Leave out the pictures and copy each record below exactly.

--- start ---

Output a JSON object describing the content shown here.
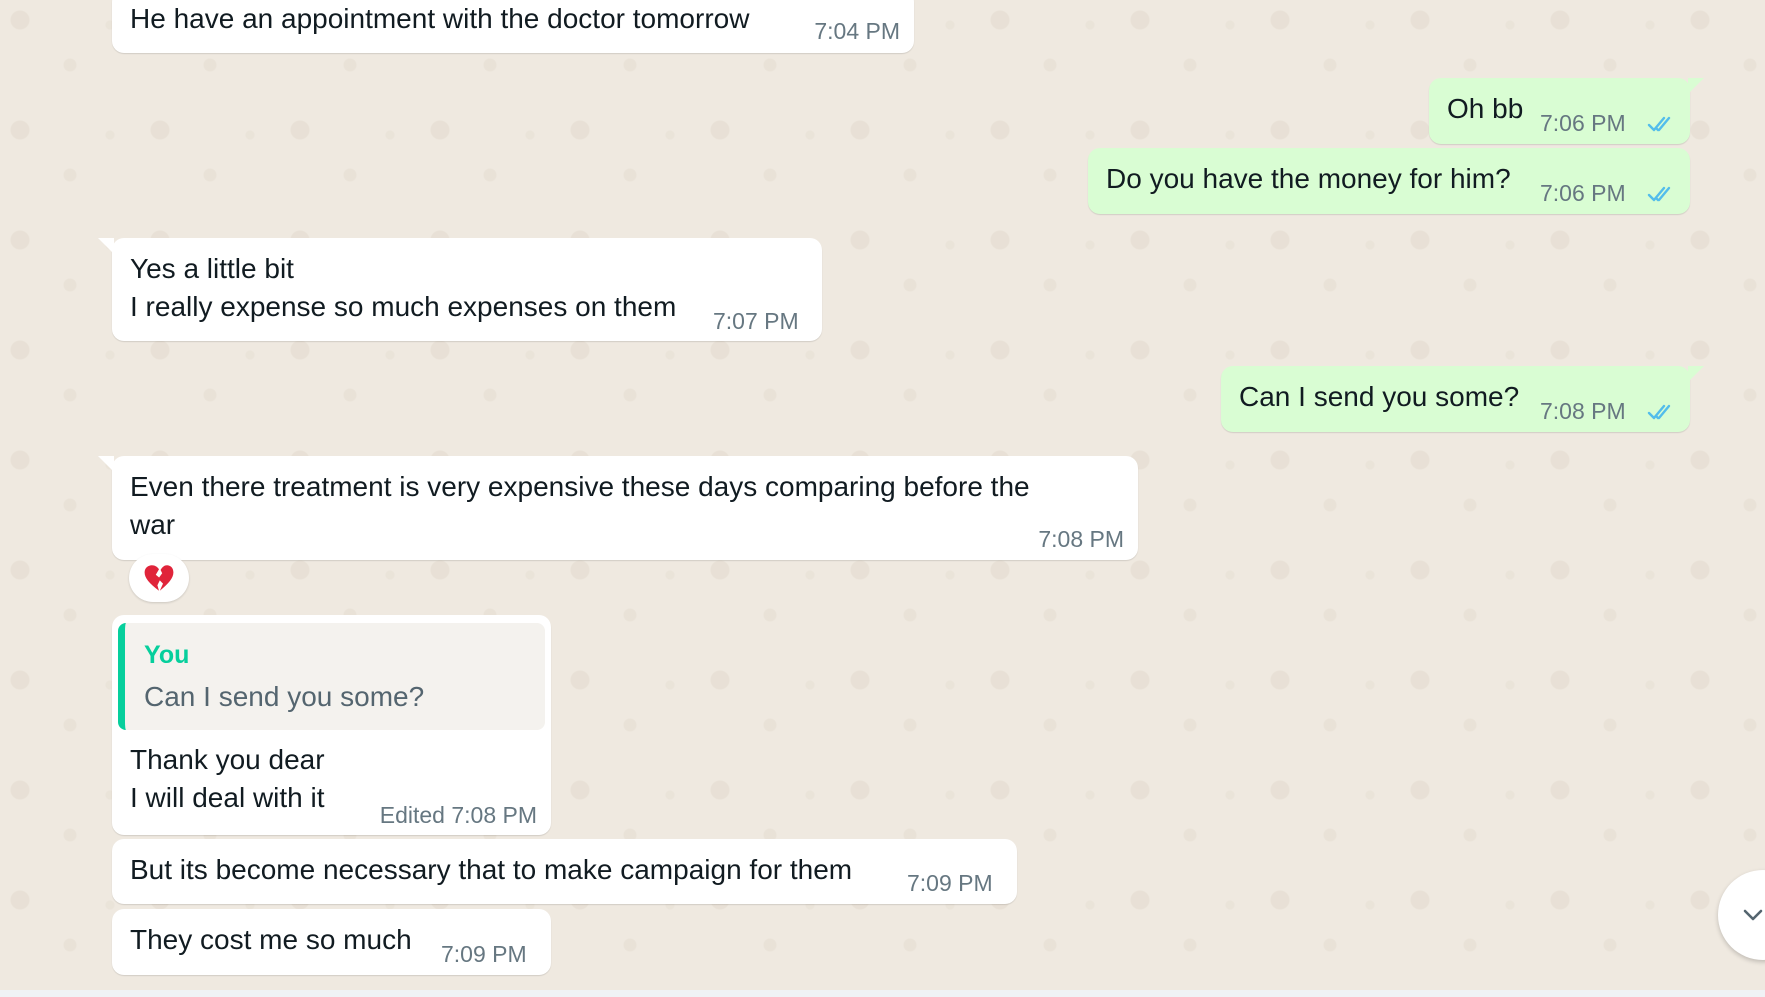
{
  "messages": [
    {
      "id": "m1",
      "direction": "incoming",
      "lines": [
        "He have an appointment with the doctor tomorrow"
      ],
      "time": "7:04 PM"
    },
    {
      "id": "m2",
      "direction": "outgoing",
      "lines": [
        "Oh bb"
      ],
      "time": "7:06 PM",
      "status": "read"
    },
    {
      "id": "m3",
      "direction": "outgoing",
      "lines": [
        "Do you have the money for him?"
      ],
      "time": "7:06 PM",
      "status": "read"
    },
    {
      "id": "m4",
      "direction": "incoming",
      "lines": [
        "Yes a little bit",
        "I really expense so much expenses on them"
      ],
      "time": "7:07 PM"
    },
    {
      "id": "m5",
      "direction": "outgoing",
      "lines": [
        "Can I send you some?"
      ],
      "time": "7:08 PM",
      "status": "read"
    },
    {
      "id": "m6",
      "direction": "incoming",
      "lines": [
        "Even there treatment is very expensive these days comparing before the",
        "war"
      ],
      "time": "7:08 PM",
      "reaction": "💔"
    },
    {
      "id": "m7",
      "direction": "incoming",
      "quote": {
        "author": "You",
        "text": "Can I send you some?"
      },
      "lines": [
        "Thank you dear",
        "I will deal with it"
      ],
      "time": "Edited 7:08 PM"
    },
    {
      "id": "m8",
      "direction": "incoming",
      "lines": [
        "But its become necessary that to make campaign for them"
      ],
      "time": "7:09 PM"
    },
    {
      "id": "m9",
      "direction": "incoming",
      "lines": [
        "They cost me so much"
      ],
      "time": "7:09 PM"
    }
  ],
  "icons": {
    "read_receipt": "double-check-icon",
    "scroll_down": "chevron-down-icon"
  },
  "colors": {
    "incoming_bubble": "#ffffff",
    "outgoing_bubble": "#d9fdd3",
    "quote_accent": "#06cf9c",
    "read_tick": "#53bdeb",
    "timestamp": "#667781"
  }
}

--- end ---

[Complete response]:
Output a JSON object describing the content shown here.
{
  "messages": [
    {
      "id": "m1",
      "direction": "incoming",
      "lines": [
        "He have an appointment with the doctor tomorrow"
      ],
      "time": "7:04 PM"
    },
    {
      "id": "m2",
      "direction": "outgoing",
      "lines": [
        "Oh bb"
      ],
      "time": "7:06 PM",
      "status": "read"
    },
    {
      "id": "m3",
      "direction": "outgoing",
      "lines": [
        "Do you have the money for him?"
      ],
      "time": "7:06 PM",
      "status": "read"
    },
    {
      "id": "m4",
      "direction": "incoming",
      "lines": [
        "Yes a little bit",
        "I really expense so much expenses on them"
      ],
      "time": "7:07 PM"
    },
    {
      "id": "m5",
      "direction": "outgoing",
      "lines": [
        "Can I send you some?"
      ],
      "time": "7:08 PM",
      "status": "read"
    },
    {
      "id": "m6",
      "direction": "incoming",
      "lines": [
        "Even there treatment is very expensive these days comparing before the",
        "war"
      ],
      "time": "7:08 PM",
      "reaction": "💔"
    },
    {
      "id": "m7",
      "direction": "incoming",
      "quote": {
        "author": "You",
        "text": "Can I send you some?"
      },
      "lines": [
        "Thank you dear",
        "I will deal with it"
      ],
      "time": "Edited 7:08 PM"
    },
    {
      "id": "m8",
      "direction": "incoming",
      "lines": [
        "But its become necessary that to make campaign for them"
      ],
      "time": "7:09 PM"
    },
    {
      "id": "m9",
      "direction": "incoming",
      "lines": [
        "They cost me so much"
      ],
      "time": "7:09 PM"
    }
  ],
  "icons": {
    "read_receipt": "double-check-icon",
    "scroll_down": "chevron-down-icon"
  },
  "colors": {
    "incoming_bubble": "#ffffff",
    "outgoing_bubble": "#d9fdd3",
    "quote_accent": "#06cf9c",
    "read_tick": "#53bdeb",
    "timestamp": "#667781"
  }
}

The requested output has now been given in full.